> **Listed records**
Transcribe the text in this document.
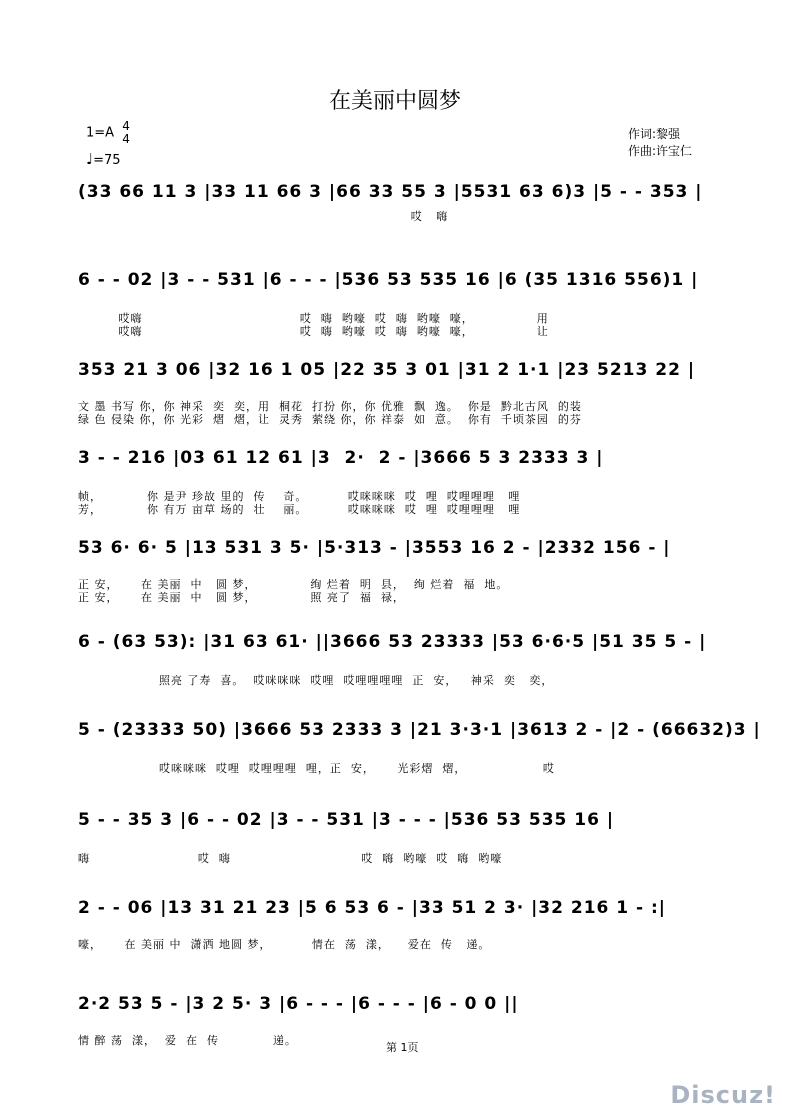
在美丽中圆梦
1=A 4
4
♩=75
作词:黎强
作曲:许宝仁
(33 66 11 3 |33 11 66 3 |66 33 55 3 |5531 63 6)3 |5 - - 353 |
哎   嗨
6 - - 02 |3 - - 531 |6 - - - |536 53 535 16 |6 (35 1316 556)1 |
哎嗨                                   哎  嗨  哟嚎  哎  嗨  哟嚎  嚎，              用
哎嗨                                   哎  嗨  哟嚎  哎  嗨  哟嚎  嚎，              让
353 21 3 06 |32 16 1 05 |22 35 3 01 |31 2 1·1 |23 5213 22 |
文 墨 书写 你，你 神采  奕  奕，用  桐花  打扮 你，你 优雅  飘  逸。  你是  黔北古风  的装
绿 色 侵染 你，你 光彩  熠  熠，让  灵秀  萦绕 你，你 祥泰  如  意。  你有  千顷茶园  的芬
3 - - 216 |03 61 12 61 |3  2·  2 - |3666 5 3 2333 3 |
帧，          你 是尹 珍故 里的  传    奇。         哎咪咪咪  哎  哩  哎哩哩哩   哩
芳，          你 有万 亩草 场的  壮    丽。         哎咪咪咪  哎  哩  哎哩哩哩   哩
53 6· 6· 5 |13 531 3 5· |5·313 - |3553 16 2 - |2332 156 - |
正 安，     在 美丽  中   圆 梦，            绚 烂着  明  县，  绚 烂着  福  地。
正 安，     在 美丽  中   圆 梦，            照 亮了  福  禄，
6 - (63 53): |31 63 61· ||3666 53 23333 |53 6·6·5 |51 35 5 - |
照亮 了寿  喜。  哎咪咪咪  哎哩  哎哩哩哩哩  正  安，   神采  奕   奕，
5 - (23333 50) |3666 53 2333 3 |21 3·3·1 |3613 2 - |2 - (66632)3 |
哎咪咪咪  哎哩  哎哩哩哩  哩，正  安，     光彩熠  熠，                 哎
5 - - 35 3 |6 - - 02 |3 - - 531 |3 - - - |536 53 535 16 |
嗨                        哎  嗨                             哎  嗨  哟嚎  哎  嗨  哟嚎
2 - - 06 |13 31 21 23 |5 6 53 6 - |33 51 2 3· |32 216 1 - :|
嚎，     在 美丽 中  潇洒 地圆 梦，         情在  荡  漾，    爱在  传   递。
2·2 53 5 - |3 2 5· 3 |6 - - - |6 - - - |6 - 0 0 ||
情 醉 荡  漾，  爱  在  传            递。
第 1页
Discuz!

> **Task instructions**
Without including any pictures, please restate all the records exactly.

> **Problem solution**
Transcribe the text in this document.
在美丽中圆梦
1=A 4
4
♩=75
作词:黎强
作曲:许宝仁
(33 66 11 3 |33 11 66 3 |66 33 55 3 |5531 63 6)3 |5 - - 353 |
哎   嗨
6 - - 02 |3 - - 531 |6 - - - |536 53 535 16 |6 (35 1316 556)1 |
哎嗨                                   哎  嗨  哟嚎  哎  嗨  哟嚎  嚎，              用
哎嗨                                   哎  嗨  哟嚎  哎  嗨  哟嚎  嚎，              让
353 21 3 06 |32 16 1 05 |22 35 3 01 |31 2 1·1 |23 5213 22 |
文 墨 书写 你，你 神采  奕  奕，用  桐花  打扮 你，你 优雅  飘  逸。  你是  黔北古风  的装
绿 色 侵染 你，你 光彩  熠  熠，让  灵秀  萦绕 你，你 祥泰  如  意。  你有  千顷茶园  的芬
3 - - 216 |03 61 12 61 |3  2·  2 - |3666 5 3 2333 3 |
帧，          你 是尹 珍故 里的  传    奇。         哎咪咪咪  哎  哩  哎哩哩哩   哩
芳，          你 有万 亩草 场的  壮    丽。         哎咪咪咪  哎  哩  哎哩哩哩   哩
53 6· 6· 5 |13 531 3 5· |5·313 - |3553 16 2 - |2332 156 - |
正 安，     在 美丽  中   圆 梦，            绚 烂着  明  县，  绚 烂着  福  地。
正 安，     在 美丽  中   圆 梦，            照 亮了  福  禄，
6 - (63 53): |31 63 61· ||3666 53 23333 |53 6·6·5 |51 35 5 - |
照亮 了寿  喜。  哎咪咪咪  哎哩  哎哩哩哩哩  正  安，   神采  奕   奕，
5 - (23333 50) |3666 53 2333 3 |21 3·3·1 |3613 2 - |2 - (66632)3 |
哎咪咪咪  哎哩  哎哩哩哩  哩，正  安，     光彩熠  熠，                 哎
5 - - 35 3 |6 - - 02 |3 - - 531 |3 - - - |536 53 535 16 |
嗨                        哎  嗨                             哎  嗨  哟嚎  哎  嗨  哟嚎
2 - - 06 |13 31 21 23 |5 6 53 6 - |33 51 2 3· |32 216 1 - :|
嚎，     在 美丽 中  潇洒 地圆 梦，         情在  荡  漾，    爱在  传   递。
2·2 53 5 - |3 2 5· 3 |6 - - - |6 - - - |6 - 0 0 ||
情 醉 荡  漾，  爱  在  传            递。
第 1页
Discuz!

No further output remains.